[Dataset records]
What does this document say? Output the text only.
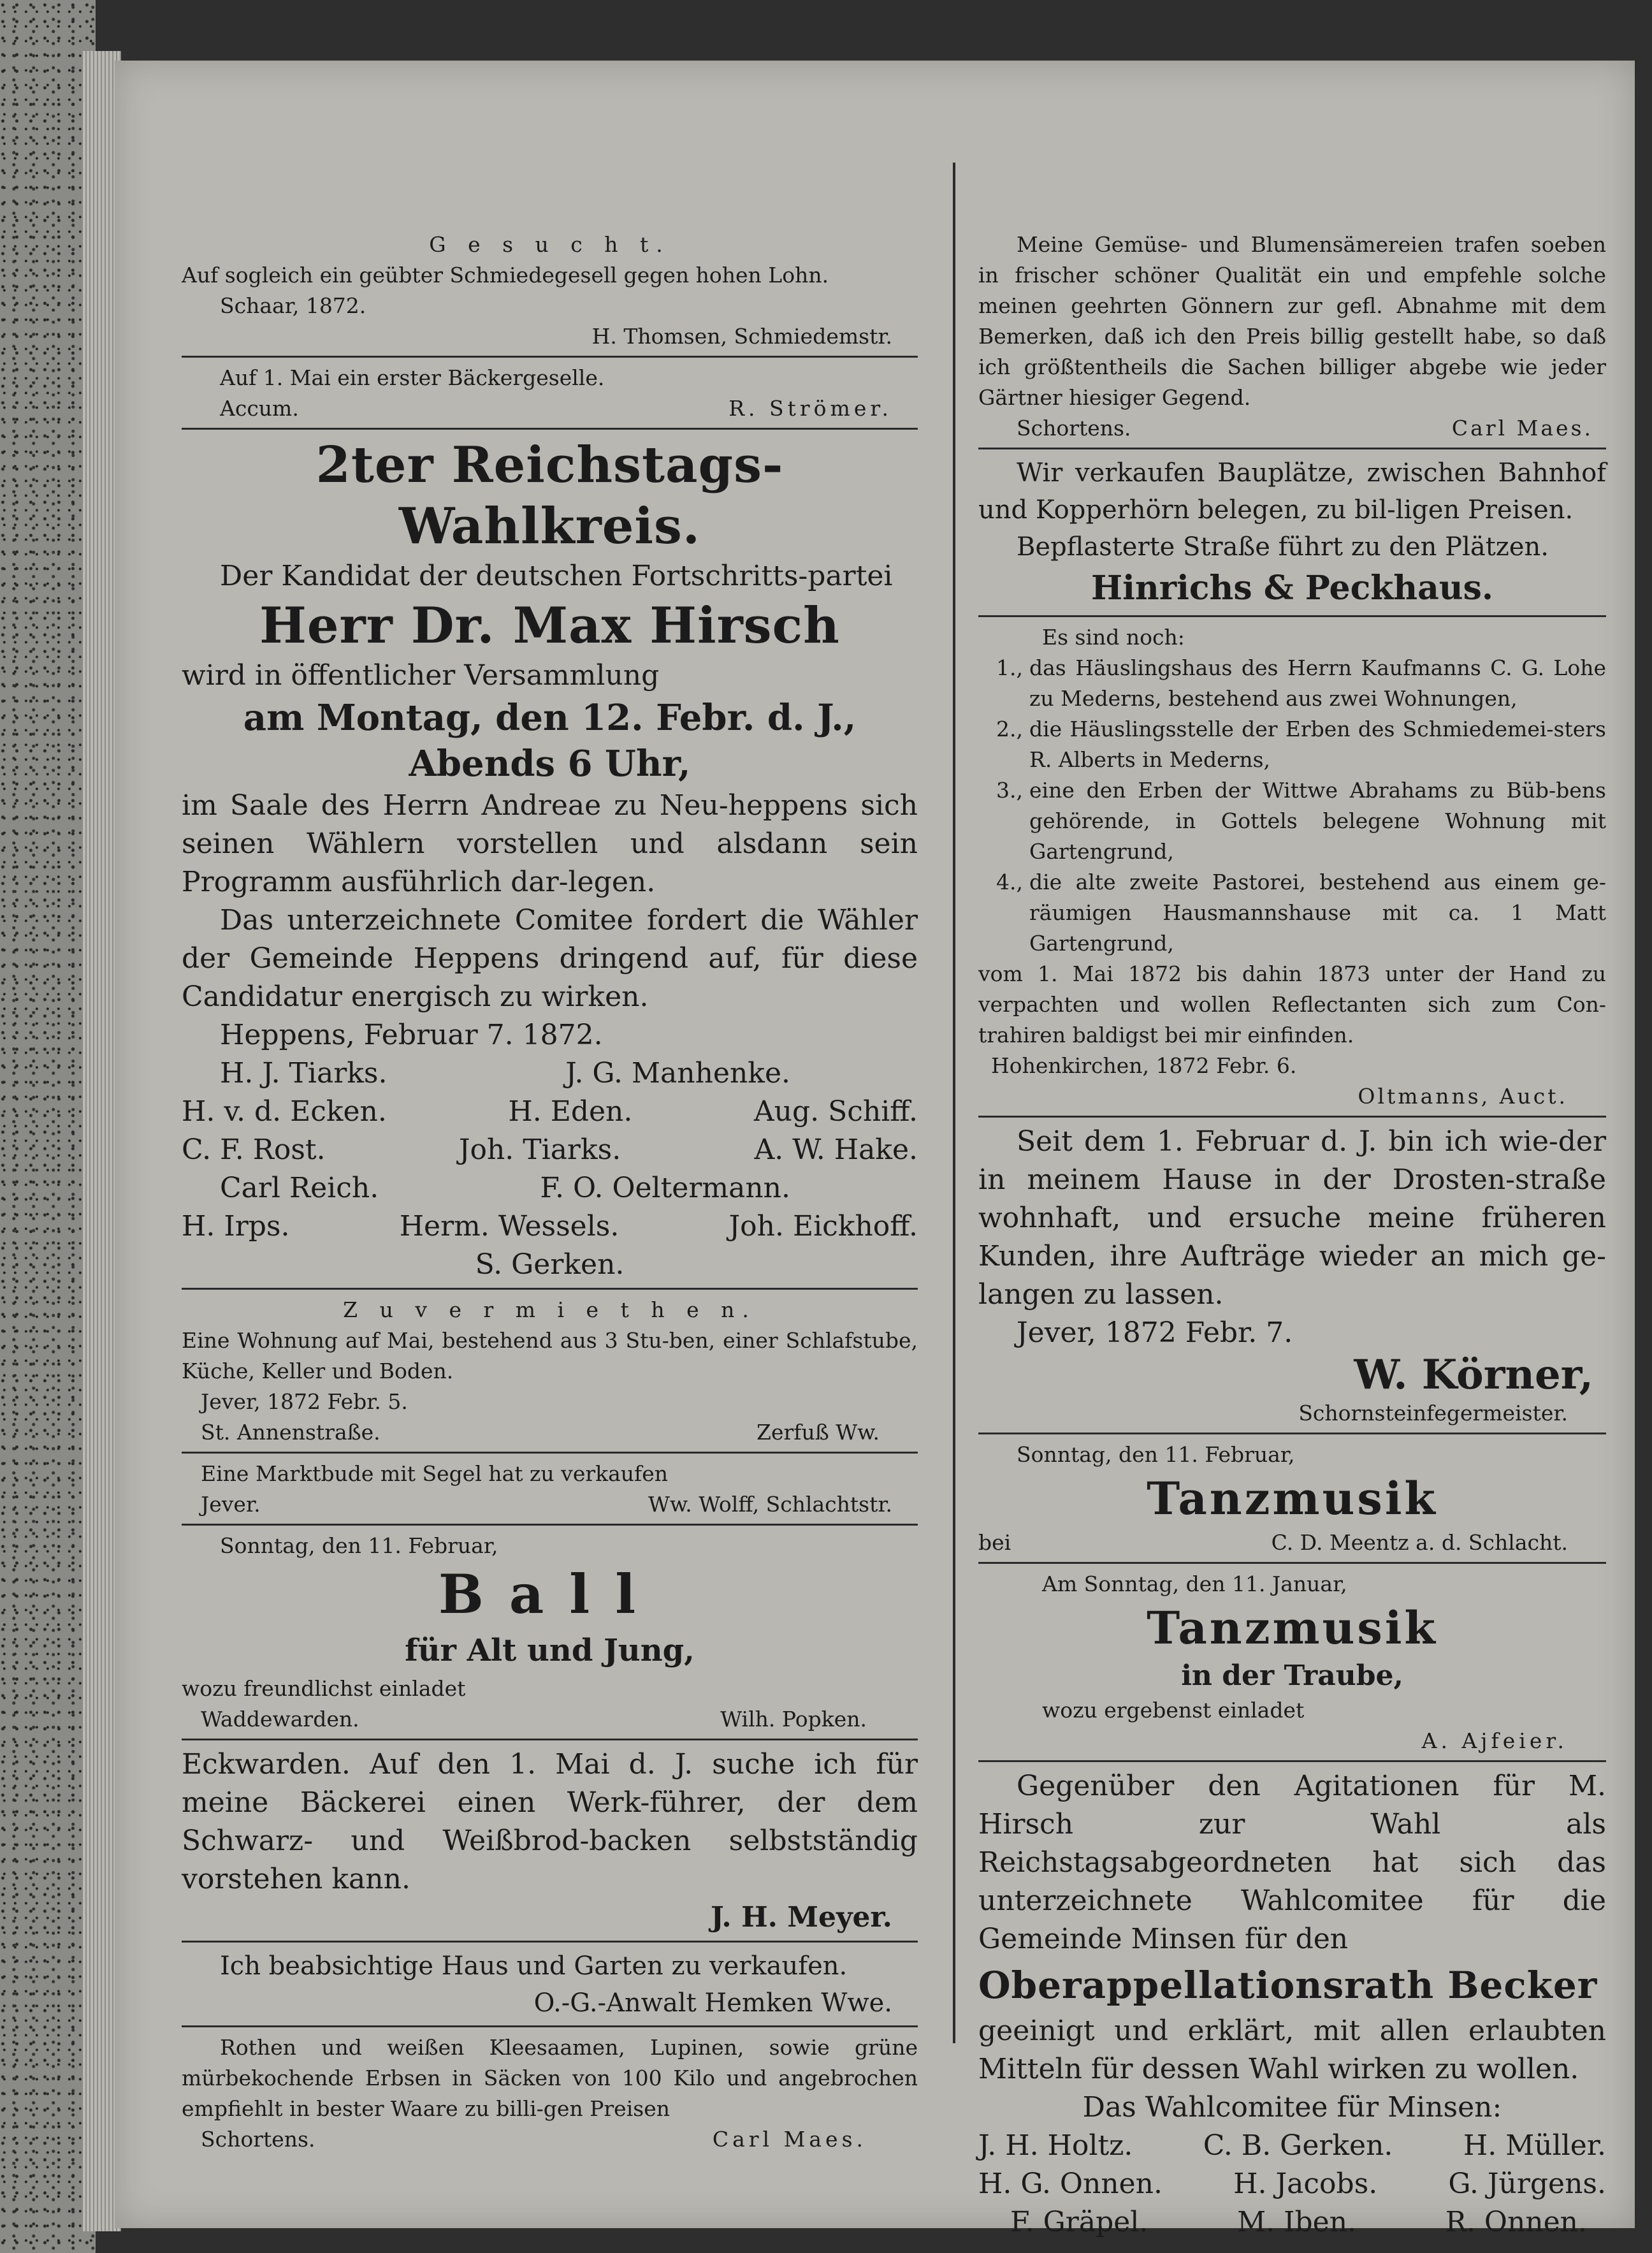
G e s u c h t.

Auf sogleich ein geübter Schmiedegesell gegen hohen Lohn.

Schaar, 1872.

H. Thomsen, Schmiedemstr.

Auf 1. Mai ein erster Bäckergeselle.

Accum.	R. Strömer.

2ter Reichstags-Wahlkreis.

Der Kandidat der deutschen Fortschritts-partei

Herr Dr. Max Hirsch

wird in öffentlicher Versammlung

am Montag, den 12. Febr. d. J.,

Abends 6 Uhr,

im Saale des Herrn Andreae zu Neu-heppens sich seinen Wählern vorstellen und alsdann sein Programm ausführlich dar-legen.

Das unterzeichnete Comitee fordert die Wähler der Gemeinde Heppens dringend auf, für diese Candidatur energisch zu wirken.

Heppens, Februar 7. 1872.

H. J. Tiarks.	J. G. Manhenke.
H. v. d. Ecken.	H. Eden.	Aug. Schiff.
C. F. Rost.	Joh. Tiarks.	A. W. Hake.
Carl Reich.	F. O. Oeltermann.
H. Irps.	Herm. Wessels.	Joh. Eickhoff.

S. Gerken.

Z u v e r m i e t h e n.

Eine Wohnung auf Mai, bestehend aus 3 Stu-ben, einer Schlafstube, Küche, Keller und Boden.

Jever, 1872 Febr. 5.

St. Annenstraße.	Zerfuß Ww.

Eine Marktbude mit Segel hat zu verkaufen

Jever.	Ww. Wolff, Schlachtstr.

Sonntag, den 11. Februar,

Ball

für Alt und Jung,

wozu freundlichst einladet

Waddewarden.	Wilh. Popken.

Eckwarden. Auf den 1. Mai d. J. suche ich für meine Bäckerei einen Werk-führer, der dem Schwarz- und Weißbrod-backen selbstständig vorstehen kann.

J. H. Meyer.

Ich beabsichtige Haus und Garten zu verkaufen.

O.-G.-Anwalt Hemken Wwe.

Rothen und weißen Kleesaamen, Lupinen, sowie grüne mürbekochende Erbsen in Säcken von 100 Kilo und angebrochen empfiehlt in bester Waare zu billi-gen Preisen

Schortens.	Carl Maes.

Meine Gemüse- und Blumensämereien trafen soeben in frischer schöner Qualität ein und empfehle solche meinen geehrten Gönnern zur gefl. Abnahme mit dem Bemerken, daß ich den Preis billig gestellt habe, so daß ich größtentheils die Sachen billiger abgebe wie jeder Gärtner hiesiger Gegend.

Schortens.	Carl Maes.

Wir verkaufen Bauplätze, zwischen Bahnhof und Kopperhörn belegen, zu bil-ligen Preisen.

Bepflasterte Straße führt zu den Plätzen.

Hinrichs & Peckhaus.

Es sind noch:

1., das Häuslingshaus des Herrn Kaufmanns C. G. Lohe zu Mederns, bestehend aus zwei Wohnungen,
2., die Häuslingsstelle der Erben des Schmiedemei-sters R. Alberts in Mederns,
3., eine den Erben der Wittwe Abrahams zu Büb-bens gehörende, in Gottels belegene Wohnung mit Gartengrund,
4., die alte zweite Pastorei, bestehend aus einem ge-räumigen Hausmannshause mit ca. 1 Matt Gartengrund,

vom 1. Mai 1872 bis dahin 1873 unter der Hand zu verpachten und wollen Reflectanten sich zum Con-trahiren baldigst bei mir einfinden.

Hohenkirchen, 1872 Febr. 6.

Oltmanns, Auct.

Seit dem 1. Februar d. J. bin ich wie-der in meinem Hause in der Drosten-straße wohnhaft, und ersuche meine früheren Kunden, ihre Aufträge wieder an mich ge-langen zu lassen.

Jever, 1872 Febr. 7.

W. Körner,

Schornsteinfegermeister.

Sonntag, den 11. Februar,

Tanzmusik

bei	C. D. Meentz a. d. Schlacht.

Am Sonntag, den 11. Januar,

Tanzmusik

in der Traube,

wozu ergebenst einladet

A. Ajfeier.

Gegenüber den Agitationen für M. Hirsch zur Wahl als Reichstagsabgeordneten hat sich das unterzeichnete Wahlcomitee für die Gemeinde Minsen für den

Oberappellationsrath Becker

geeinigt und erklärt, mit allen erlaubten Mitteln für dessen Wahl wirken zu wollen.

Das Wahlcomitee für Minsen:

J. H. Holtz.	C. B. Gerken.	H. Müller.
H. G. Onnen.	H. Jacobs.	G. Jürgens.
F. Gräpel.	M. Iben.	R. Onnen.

- _Work instructions_: Output, exactly, all the records above; include no pictures.

- _Solved problem_:
What does this document say? Output the text only.
G e s u c h t.

Auf sogleich ein geübter Schmiedegesell gegen hohen Lohn.

Schaar, 1872.

H. Thomsen, Schmiedemstr.

Auf 1. Mai ein erster Bäckergeselle.

Accum.	R. Strömer.

2ter Reichstags-Wahlkreis.

Der Kandidat der deutschen Fortschritts-partei

Herr Dr. Max Hirsch

wird in öffentlicher Versammlung

am Montag, den 12. Febr. d. J.,

Abends 6 Uhr,

im Saale des Herrn Andreae zu Neu-heppens sich seinen Wählern vorstellen und alsdann sein Programm ausführlich dar-legen.

Das unterzeichnete Comitee fordert die Wähler der Gemeinde Heppens dringend auf, für diese Candidatur energisch zu wirken.

Heppens, Februar 7. 1872.

H. J. Tiarks.	J. G. Manhenke.
H. v. d. Ecken.	H. Eden.	Aug. Schiff.
C. F. Rost.	Joh. Tiarks.	A. W. Hake.
Carl Reich.	F. O. Oeltermann.
H. Irps.	Herm. Wessels.	Joh. Eickhoff.

S. Gerken.

Z u v e r m i e t h e n.

Eine Wohnung auf Mai, bestehend aus 3 Stu-ben, einer Schlafstube, Küche, Keller und Boden.

Jever, 1872 Febr. 5.

St. Annenstraße.	Zerfuß Ww.

Eine Marktbude mit Segel hat zu verkaufen

Jever.	Ww. Wolff, Schlachtstr.

Sonntag, den 11. Februar,

Ball

für Alt und Jung,

wozu freundlichst einladet

Waddewarden.	Wilh. Popken.

Eckwarden. Auf den 1. Mai d. J. suche ich für meine Bäckerei einen Werk-führer, der dem Schwarz- und Weißbrod-backen selbstständig vorstehen kann.

J. H. Meyer.

Ich beabsichtige Haus und Garten zu verkaufen.

O.-G.-Anwalt Hemken Wwe.

Rothen und weißen Kleesaamen, Lupinen, sowie grüne mürbekochende Erbsen in Säcken von 100 Kilo und angebrochen empfiehlt in bester Waare zu billi-gen Preisen

Schortens.	Carl Maes.

Meine Gemüse- und Blumensämereien trafen soeben in frischer schöner Qualität ein und empfehle solche meinen geehrten Gönnern zur gefl. Abnahme mit dem Bemerken, daß ich den Preis billig gestellt habe, so daß ich größtentheils die Sachen billiger abgebe wie jeder Gärtner hiesiger Gegend.

Schortens.	Carl Maes.

Wir verkaufen Bauplätze, zwischen Bahnhof und Kopperhörn belegen, zu bil-ligen Preisen.

Bepflasterte Straße führt zu den Plätzen.

Hinrichs & Peckhaus.

Es sind noch:

1., das Häuslingshaus des Herrn Kaufmanns C. G. Lohe zu Mederns, bestehend aus zwei Wohnungen,
2., die Häuslingsstelle der Erben des Schmiedemei-sters R. Alberts in Mederns,
3., eine den Erben der Wittwe Abrahams zu Büb-bens gehörende, in Gottels belegene Wohnung mit Gartengrund,
4., die alte zweite Pastorei, bestehend aus einem ge-räumigen Hausmannshause mit ca. 1 Matt Gartengrund,

vom 1. Mai 1872 bis dahin 1873 unter der Hand zu verpachten und wollen Reflectanten sich zum Con-trahiren baldigst bei mir einfinden.

Hohenkirchen, 1872 Febr. 6.

Oltmanns, Auct.

Seit dem 1. Februar d. J. bin ich wie-der in meinem Hause in der Drosten-straße wohnhaft, und ersuche meine früheren Kunden, ihre Aufträge wieder an mich ge-langen zu lassen.

Jever, 1872 Febr. 7.

W. Körner,

Schornsteinfegermeister.

Sonntag, den 11. Februar,

Tanzmusik

bei	C. D. Meentz a. d. Schlacht.

Am Sonntag, den 11. Januar,

Tanzmusik

in der Traube,

wozu ergebenst einladet

A. Ajfeier.

Gegenüber den Agitationen für M. Hirsch zur Wahl als Reichstagsabgeordneten hat sich das unterzeichnete Wahlcomitee für die Gemeinde Minsen für den

Oberappellationsrath Becker

geeinigt und erklärt, mit allen erlaubten Mitteln für dessen Wahl wirken zu wollen.

Das Wahlcomitee für Minsen:

J. H. Holtz.	C. B. Gerken.	H. Müller.
H. G. Onnen.	H. Jacobs.	G. Jürgens.
F. Gräpel.	M. Iben.	R. Onnen.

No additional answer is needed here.